■ Your goal
Copy out the lines from the first one through the one containing "The point B' is at (1163, 365).", swapping "beam splitter" for "beam divider" and leaving everything else as it is.

***** Input for this task

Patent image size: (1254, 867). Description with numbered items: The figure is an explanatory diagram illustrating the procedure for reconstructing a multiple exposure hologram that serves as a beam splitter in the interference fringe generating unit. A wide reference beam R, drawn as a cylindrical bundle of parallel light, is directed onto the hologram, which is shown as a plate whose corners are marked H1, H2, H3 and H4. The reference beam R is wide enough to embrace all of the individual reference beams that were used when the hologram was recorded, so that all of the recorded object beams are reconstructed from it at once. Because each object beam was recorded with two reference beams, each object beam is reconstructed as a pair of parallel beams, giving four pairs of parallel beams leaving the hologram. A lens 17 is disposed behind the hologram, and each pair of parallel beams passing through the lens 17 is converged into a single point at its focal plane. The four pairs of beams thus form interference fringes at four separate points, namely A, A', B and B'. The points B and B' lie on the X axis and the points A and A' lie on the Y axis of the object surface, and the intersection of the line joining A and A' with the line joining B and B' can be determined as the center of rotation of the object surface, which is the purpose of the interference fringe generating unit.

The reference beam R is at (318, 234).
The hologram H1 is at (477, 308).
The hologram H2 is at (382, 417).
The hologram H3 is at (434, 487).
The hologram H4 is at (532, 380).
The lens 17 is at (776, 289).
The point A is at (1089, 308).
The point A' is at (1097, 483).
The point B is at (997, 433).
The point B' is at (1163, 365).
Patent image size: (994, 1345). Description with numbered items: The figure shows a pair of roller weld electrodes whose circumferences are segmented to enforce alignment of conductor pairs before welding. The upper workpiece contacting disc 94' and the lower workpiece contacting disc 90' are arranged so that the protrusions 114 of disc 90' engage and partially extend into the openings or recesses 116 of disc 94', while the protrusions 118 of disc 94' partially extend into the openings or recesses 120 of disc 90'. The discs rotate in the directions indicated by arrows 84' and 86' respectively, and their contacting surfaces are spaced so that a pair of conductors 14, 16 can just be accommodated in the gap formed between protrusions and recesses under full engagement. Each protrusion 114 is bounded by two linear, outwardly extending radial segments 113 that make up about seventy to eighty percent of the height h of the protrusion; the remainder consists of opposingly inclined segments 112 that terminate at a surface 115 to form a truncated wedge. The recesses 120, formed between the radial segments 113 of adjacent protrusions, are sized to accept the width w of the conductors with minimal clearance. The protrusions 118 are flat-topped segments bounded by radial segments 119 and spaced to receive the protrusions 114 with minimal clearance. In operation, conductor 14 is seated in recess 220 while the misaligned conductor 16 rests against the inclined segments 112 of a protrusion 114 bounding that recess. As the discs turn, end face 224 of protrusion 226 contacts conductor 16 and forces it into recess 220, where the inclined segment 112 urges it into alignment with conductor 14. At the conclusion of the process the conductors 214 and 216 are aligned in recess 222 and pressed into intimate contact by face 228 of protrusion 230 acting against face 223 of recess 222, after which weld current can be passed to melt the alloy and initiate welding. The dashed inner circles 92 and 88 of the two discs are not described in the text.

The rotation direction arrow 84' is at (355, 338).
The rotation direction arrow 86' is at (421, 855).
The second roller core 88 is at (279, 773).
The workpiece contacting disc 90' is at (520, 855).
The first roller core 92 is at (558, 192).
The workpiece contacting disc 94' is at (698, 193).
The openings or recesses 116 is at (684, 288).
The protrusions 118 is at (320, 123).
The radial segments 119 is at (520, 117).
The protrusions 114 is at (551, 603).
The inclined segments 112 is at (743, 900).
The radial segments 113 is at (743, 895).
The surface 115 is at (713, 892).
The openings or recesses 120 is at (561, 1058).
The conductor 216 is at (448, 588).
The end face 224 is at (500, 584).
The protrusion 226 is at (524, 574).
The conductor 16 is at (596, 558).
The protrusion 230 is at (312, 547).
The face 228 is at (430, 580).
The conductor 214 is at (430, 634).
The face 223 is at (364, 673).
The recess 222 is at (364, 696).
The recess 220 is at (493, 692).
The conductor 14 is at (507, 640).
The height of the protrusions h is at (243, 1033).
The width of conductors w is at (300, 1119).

**********

■ Solution to the problem
Patent image size: (1254, 867). Description with numbered items: The figure is an explanatory diagram illustrating the procedure for reconstructing a multiple exposure hologram that serves as a beam divider in the interference fringe generating unit. A wide reference beam R, drawn as a cylindrical bundle of parallel light, is directed onto the hologram, which is shown as a plate whose corners are marked H1, H2, H3 and H4. The reference beam R is wide enough to embrace all of the individual reference beams that were used when the hologram was recorded, so that all of the recorded object beams are reconstructed from it at once. Because each object beam was recorded with two reference beams, each object beam is reconstructed as a pair of parallel beams, giving four pairs of parallel beams leaving the hologram. A lens 17 is disposed behind the hologram, and each pair of parallel beams passing through the lens 17 is converged into a single point at its focal plane. The four pairs of beams thus form interference fringes at four separate points, namely A, A', B and B'. The points B and B' lie on the X axis and the points A and A' lie on the Y axis of the object surface, and the intersection of the line joining A and A' with the line joining B and B' can be determined as the center of rotation of the object surface, which is the purpose of the interference fringe generating unit.

The reference beam R is at (318, 234).
The hologram H1 is at (477, 308).
The hologram H2 is at (382, 417).
The hologram H3 is at (434, 487).
The hologram H4 is at (532, 380).
The lens 17 is at (776, 289).
The point A is at (1089, 308).
The point A' is at (1097, 483).
The point B is at (997, 433).
The point B' is at (1163, 365).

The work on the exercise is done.